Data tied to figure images
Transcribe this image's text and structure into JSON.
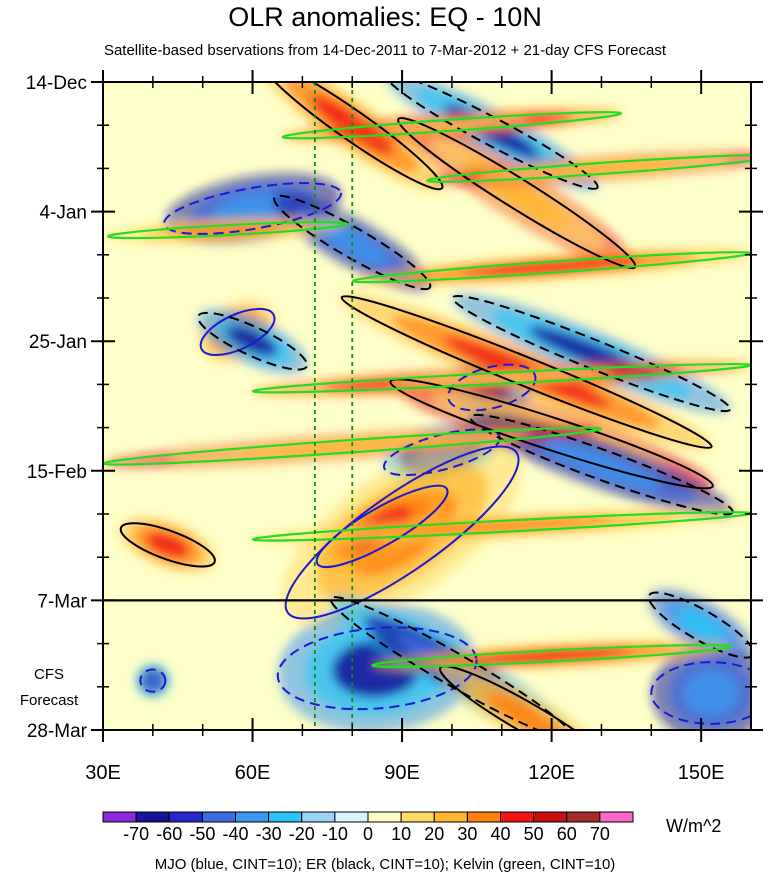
{
  "chart_data": {
    "type": "heatmap",
    "title": "OLR anomalies: EQ - 10N",
    "subtitle": "Satellite-based bservations from 14-Dec-2011 to 7-Mar-2012 + 21-day CFS Forecast",
    "x_axis": {
      "label": "",
      "range": [
        30,
        160
      ],
      "ticks": [
        {
          "value": 30,
          "label": "30E"
        },
        {
          "value": 60,
          "label": "60E"
        },
        {
          "value": 90,
          "label": "90E"
        },
        {
          "value": 120,
          "label": "120E"
        },
        {
          "value": 150,
          "label": "150E"
        }
      ]
    },
    "y_axis": {
      "label": "",
      "range_days": [
        0,
        105
      ],
      "ticks": [
        {
          "day": 0,
          "label": "14-Dec"
        },
        {
          "day": 21,
          "label": "4-Jan"
        },
        {
          "day": 42,
          "label": "25-Jan"
        },
        {
          "day": 63,
          "label": "15-Feb"
        },
        {
          "day": 84,
          "label": "7-Mar"
        },
        {
          "day": 105,
          "label": "28-Mar"
        }
      ]
    },
    "observation_end_day": 84,
    "forecast_label": [
      "CFS",
      "Forecast"
    ],
    "reference_longitudes": [
      72.5,
      80
    ],
    "colorbar": {
      "units": "W/m^2",
      "levels": [
        -70,
        -60,
        -50,
        -40,
        -30,
        -20,
        -10,
        0,
        10,
        20,
        30,
        40,
        50,
        60,
        70
      ],
      "labels": [
        "-70",
        "-60",
        "-50",
        "-40",
        "-30",
        "-20",
        "-10",
        "0",
        "10",
        "20",
        "30",
        "40",
        "50",
        "60",
        "70"
      ],
      "colors": [
        "#8a2be2",
        "#16129a",
        "#2626cc",
        "#3d6ae0",
        "#3d96f0",
        "#29c4f4",
        "#9bd2f6",
        "#d7f4fc",
        "#fefec8",
        "#fed966",
        "#ffb62e",
        "#ff7f10",
        "#f01414",
        "#c41010",
        "#a52a2a",
        "#ff66cc"
      ]
    },
    "features": [
      {
        "type": "mjo",
        "name": "MJO (blue, CINT=10)",
        "color": "#1a1ad2",
        "sign": -1,
        "lon": 60,
        "day": 20.5,
        "rx": 18,
        "ry": 3.3,
        "angle": -10
      },
      {
        "type": "mjo",
        "name": "MJO",
        "color": "#1a1ad2",
        "sign": 1,
        "lon": 57,
        "day": 40.5,
        "rx": 8,
        "ry": 2.8,
        "angle": -25
      },
      {
        "type": "mjo",
        "name": "MJO",
        "color": "#1a1ad2",
        "sign": -1,
        "lon": 108,
        "day": 49.5,
        "rx": 9,
        "ry": 3.3,
        "angle": -15
      },
      {
        "type": "mjo",
        "name": "MJO",
        "color": "#1a1ad2",
        "sign": -1,
        "lon": 98,
        "day": 60,
        "rx": 12,
        "ry": 2.8,
        "angle": -15
      },
      {
        "type": "mjo",
        "name": "MJO",
        "color": "#1a1ad2",
        "sign": 1,
        "lon": 90,
        "day": 73,
        "rx": 28,
        "ry": 6.2,
        "angle": -35
      },
      {
        "type": "mjo",
        "name": "MJO",
        "color": "#1a1ad2",
        "sign": 1,
        "lon": 86,
        "day": 72,
        "rx": 15,
        "ry": 3,
        "angle": -30
      },
      {
        "type": "mjo",
        "name": "MJO",
        "color": "#1a1ad2",
        "sign": -1,
        "lon": 85,
        "day": 95,
        "rx": 20,
        "ry": 6.5,
        "angle": -5
      },
      {
        "type": "mjo",
        "name": "MJO",
        "color": "#1a1ad2",
        "sign": -1,
        "lon": 40,
        "day": 97,
        "rx": 2.5,
        "ry": 1.8,
        "angle": 0
      },
      {
        "type": "mjo",
        "name": "MJO",
        "color": "#1a1ad2",
        "sign": -1,
        "lon": 152,
        "day": 99,
        "rx": 12,
        "ry": 5,
        "angle": 0
      },
      {
        "type": "er",
        "name": "ER (black, CINT=10)",
        "color": "#000000",
        "sign": 1,
        "lon": 80,
        "day": 7,
        "rx": 22,
        "ry": 2.4,
        "angle": 35
      },
      {
        "type": "er",
        "name": "ER",
        "color": "#000000",
        "sign": -1,
        "lon": 108,
        "day": 8,
        "rx": 24,
        "ry": 2.2,
        "angle": 28
      },
      {
        "type": "er",
        "name": "ER",
        "color": "#000000",
        "sign": 1,
        "lon": 113,
        "day": 18,
        "rx": 28,
        "ry": 2.4,
        "angle": 32
      },
      {
        "type": "er",
        "name": "ER",
        "color": "#000000",
        "sign": -1,
        "lon": 80,
        "day": 26,
        "rx": 18,
        "ry": 2.4,
        "angle": 30
      },
      {
        "type": "er",
        "name": "ER",
        "color": "#000000",
        "sign": 1,
        "lon": 115,
        "day": 47,
        "rx": 40,
        "ry": 2.3,
        "angle": 22
      },
      {
        "type": "er",
        "name": "ER",
        "color": "#000000",
        "sign": -1,
        "lon": 128,
        "day": 44,
        "rx": 30,
        "ry": 2.3,
        "angle": 22
      },
      {
        "type": "er",
        "name": "ER",
        "color": "#000000",
        "sign": 1,
        "lon": 120,
        "day": 57,
        "rx": 34,
        "ry": 2.6,
        "angle": 18
      },
      {
        "type": "er",
        "name": "ER",
        "color": "#000000",
        "sign": -1,
        "lon": 130,
        "day": 62,
        "rx": 28,
        "ry": 2.4,
        "angle": 20
      },
      {
        "type": "er",
        "name": "ER",
        "color": "#000000",
        "sign": 1,
        "lon": 43,
        "day": 75,
        "rx": 10,
        "ry": 2.3,
        "angle": 20
      },
      {
        "type": "er",
        "name": "ER",
        "color": "#000000",
        "sign": -1,
        "lon": 60,
        "day": 42,
        "rx": 12,
        "ry": 2.3,
        "angle": 25
      },
      {
        "type": "er",
        "name": "ER",
        "color": "#000000",
        "sign": -1,
        "lon": 100,
        "day": 95,
        "rx": 28,
        "ry": 2.6,
        "angle": 30
      },
      {
        "type": "er",
        "name": "ER",
        "color": "#000000",
        "sign": 1,
        "lon": 115,
        "day": 103,
        "rx": 20,
        "ry": 2.4,
        "angle": 30
      },
      {
        "type": "er",
        "name": "ER",
        "color": "#000000",
        "sign": -1,
        "lon": 150,
        "day": 88,
        "rx": 12,
        "ry": 2.4,
        "angle": 30
      },
      {
        "type": "kelvin",
        "name": "Kelvin (green, CINT=10)",
        "color": "#22dd22",
        "sign": 1,
        "lon": 100,
        "day": 7,
        "rx": 34,
        "ry": 0.9,
        "angle": -4
      },
      {
        "type": "kelvin",
        "name": "Kelvin",
        "color": "#22dd22",
        "sign": 1,
        "lon": 130,
        "day": 14,
        "rx": 35,
        "ry": 0.9,
        "angle": -4
      },
      {
        "type": "kelvin",
        "name": "Kelvin",
        "color": "#22dd22",
        "sign": 1,
        "lon": 55,
        "day": 24,
        "rx": 24,
        "ry": 0.8,
        "angle": -3
      },
      {
        "type": "kelvin",
        "name": "Kelvin",
        "color": "#22dd22",
        "sign": 1,
        "lon": 120,
        "day": 30,
        "rx": 40,
        "ry": 0.9,
        "angle": -4
      },
      {
        "type": "kelvin",
        "name": "Kelvin",
        "color": "#22dd22",
        "sign": 1,
        "lon": 110,
        "day": 48,
        "rx": 50,
        "ry": 0.9,
        "angle": -3
      },
      {
        "type": "kelvin",
        "name": "Kelvin",
        "color": "#22dd22",
        "sign": 1,
        "lon": 80,
        "day": 59,
        "rx": 50,
        "ry": 1.0,
        "angle": -4
      },
      {
        "type": "kelvin",
        "name": "Kelvin",
        "color": "#22dd22",
        "sign": 1,
        "lon": 110,
        "day": 72,
        "rx": 50,
        "ry": 0.9,
        "angle": -3
      },
      {
        "type": "kelvin",
        "name": "Kelvin",
        "color": "#22dd22",
        "sign": 1,
        "lon": 120,
        "day": 93,
        "rx": 36,
        "ry": 0.9,
        "angle": -3
      }
    ],
    "legend_text": "MJO (blue, CINT=10); ER (black, CINT=10); Kelvin (green, CINT=10)"
  }
}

→ Stated task: Pull every line containing "value" out of the data above.

→ Exercise answer:
          "value": 30,
          "value": 60,
          "value": 90,
          "value": 120,
          "value": 150,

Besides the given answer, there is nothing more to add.